EXERCISE DETAILS
Everything in the listing except the pictures should be written out exactly.

___ DATA LISTING

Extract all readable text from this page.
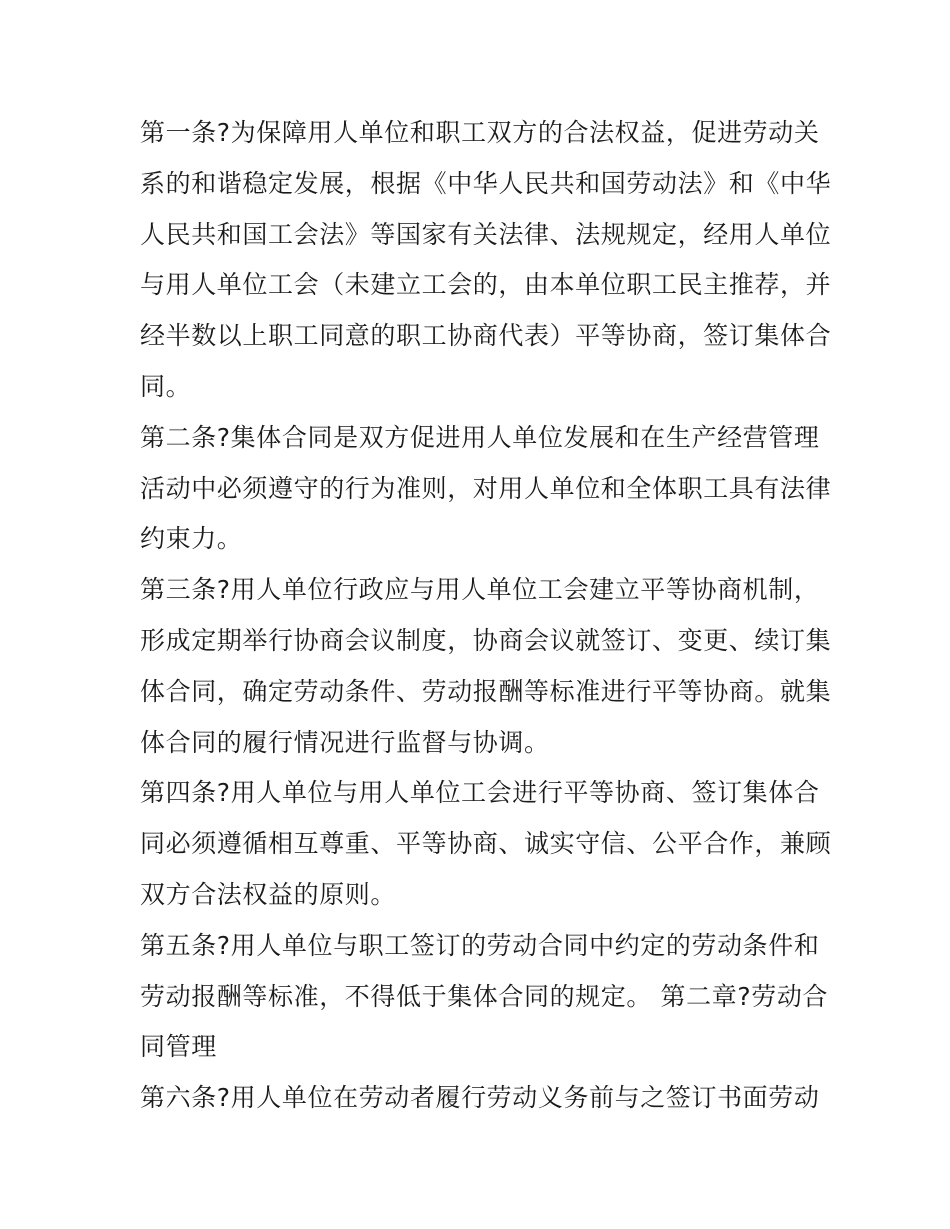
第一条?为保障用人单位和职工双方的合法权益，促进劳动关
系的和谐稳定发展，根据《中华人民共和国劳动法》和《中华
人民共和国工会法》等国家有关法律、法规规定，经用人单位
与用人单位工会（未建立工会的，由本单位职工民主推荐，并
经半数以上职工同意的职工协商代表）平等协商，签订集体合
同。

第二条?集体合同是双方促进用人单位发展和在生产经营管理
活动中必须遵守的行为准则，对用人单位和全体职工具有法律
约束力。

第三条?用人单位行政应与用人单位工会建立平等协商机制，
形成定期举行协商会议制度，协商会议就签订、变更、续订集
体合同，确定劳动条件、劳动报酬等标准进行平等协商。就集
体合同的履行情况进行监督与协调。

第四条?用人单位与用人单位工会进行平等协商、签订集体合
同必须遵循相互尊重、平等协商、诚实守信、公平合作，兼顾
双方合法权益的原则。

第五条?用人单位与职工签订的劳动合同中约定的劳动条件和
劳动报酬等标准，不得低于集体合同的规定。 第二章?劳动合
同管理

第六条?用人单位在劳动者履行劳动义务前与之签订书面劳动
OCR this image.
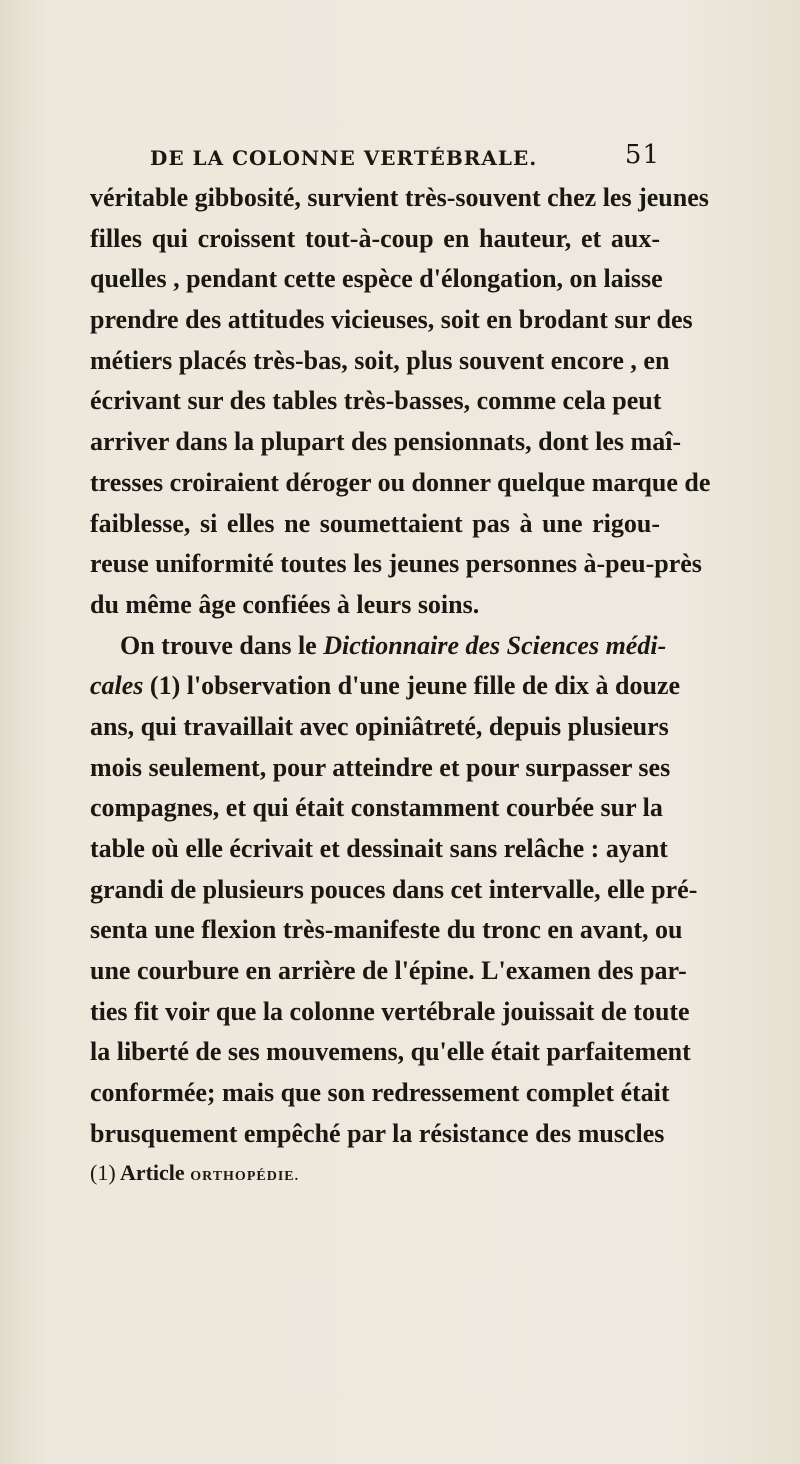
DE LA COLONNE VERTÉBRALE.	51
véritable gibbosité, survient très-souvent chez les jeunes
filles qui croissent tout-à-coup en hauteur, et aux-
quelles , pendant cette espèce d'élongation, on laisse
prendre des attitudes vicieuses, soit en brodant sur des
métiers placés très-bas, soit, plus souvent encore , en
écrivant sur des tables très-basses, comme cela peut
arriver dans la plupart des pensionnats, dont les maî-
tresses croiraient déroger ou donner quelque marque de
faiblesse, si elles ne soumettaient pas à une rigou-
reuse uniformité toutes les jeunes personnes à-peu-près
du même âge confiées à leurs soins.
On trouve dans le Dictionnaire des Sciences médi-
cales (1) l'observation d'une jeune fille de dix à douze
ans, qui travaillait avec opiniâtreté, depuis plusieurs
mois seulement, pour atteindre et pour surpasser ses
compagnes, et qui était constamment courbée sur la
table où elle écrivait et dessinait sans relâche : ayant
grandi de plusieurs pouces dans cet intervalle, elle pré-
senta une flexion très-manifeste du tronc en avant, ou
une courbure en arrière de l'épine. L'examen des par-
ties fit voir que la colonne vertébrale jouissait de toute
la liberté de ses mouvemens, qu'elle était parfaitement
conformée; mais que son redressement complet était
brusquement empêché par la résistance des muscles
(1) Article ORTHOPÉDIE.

______

WRITTEN SOLUTION
Extract all readable text from this page.
第一条?为保障用人单位和职工双方的合法权益，促进劳动关
系的和谐稳定发展，根据《中华人民共和国劳动法》和《中华
人民共和国工会法》等国家有关法律、法规规定，经用人单位
与用人单位工会（未建立工会的，由本单位职工民主推荐，并
经半数以上职工同意的职工协商代表）平等协商，签订集体合
同。

第二条?集体合同是双方促进用人单位发展和在生产经营管理
活动中必须遵守的行为准则，对用人单位和全体职工具有法律
约束力。

第三条?用人单位行政应与用人单位工会建立平等协商机制，
形成定期举行协商会议制度，协商会议就签订、变更、续订集
体合同，确定劳动条件、劳动报酬等标准进行平等协商。就集
体合同的履行情况进行监督与协调。

第四条?用人单位与用人单位工会进行平等协商、签订集体合
同必须遵循相互尊重、平等协商、诚实守信、公平合作，兼顾
双方合法权益的原则。

第五条?用人单位与职工签订的劳动合同中约定的劳动条件和
劳动报酬等标准，不得低于集体合同的规定。 第二章?劳动合
同管理

第六条?用人单位在劳动者履行劳动义务前与之签订书面劳动
OCR this image.
DE LA COLONNE VERTÉBRALE.	51
véritable gibbosité, survient très-souvent chez les jeunes
filles qui croissent tout-à-coup en hauteur, et aux-
quelles , pendant cette espèce d'élongation, on laisse
prendre des attitudes vicieuses, soit en brodant sur des
métiers placés très-bas, soit, plus souvent encore , en
écrivant sur des tables très-basses, comme cela peut
arriver dans la plupart des pensionnats, dont les maî-
tresses croiraient déroger ou donner quelque marque de
faiblesse, si elles ne soumettaient pas à une rigou-
reuse uniformité toutes les jeunes personnes à-peu-près
du même âge confiées à leurs soins.
On trouve dans le Dictionnaire des Sciences médi-
cales (1) l'observation d'une jeune fille de dix à douze
ans, qui travaillait avec opiniâtreté, depuis plusieurs
mois seulement, pour atteindre et pour surpasser ses
compagnes, et qui était constamment courbée sur la
table où elle écrivait et dessinait sans relâche : ayant
grandi de plusieurs pouces dans cet intervalle, elle pré-
senta une flexion très-manifeste du tronc en avant, ou
une courbure en arrière de l'épine. L'examen des par-
ties fit voir que la colonne vertébrale jouissait de toute
la liberté de ses mouvemens, qu'elle était parfaitement
conformée; mais que son redressement complet était
brusquement empêché par la résistance des muscles
(1) Article ORTHOPÉDIE.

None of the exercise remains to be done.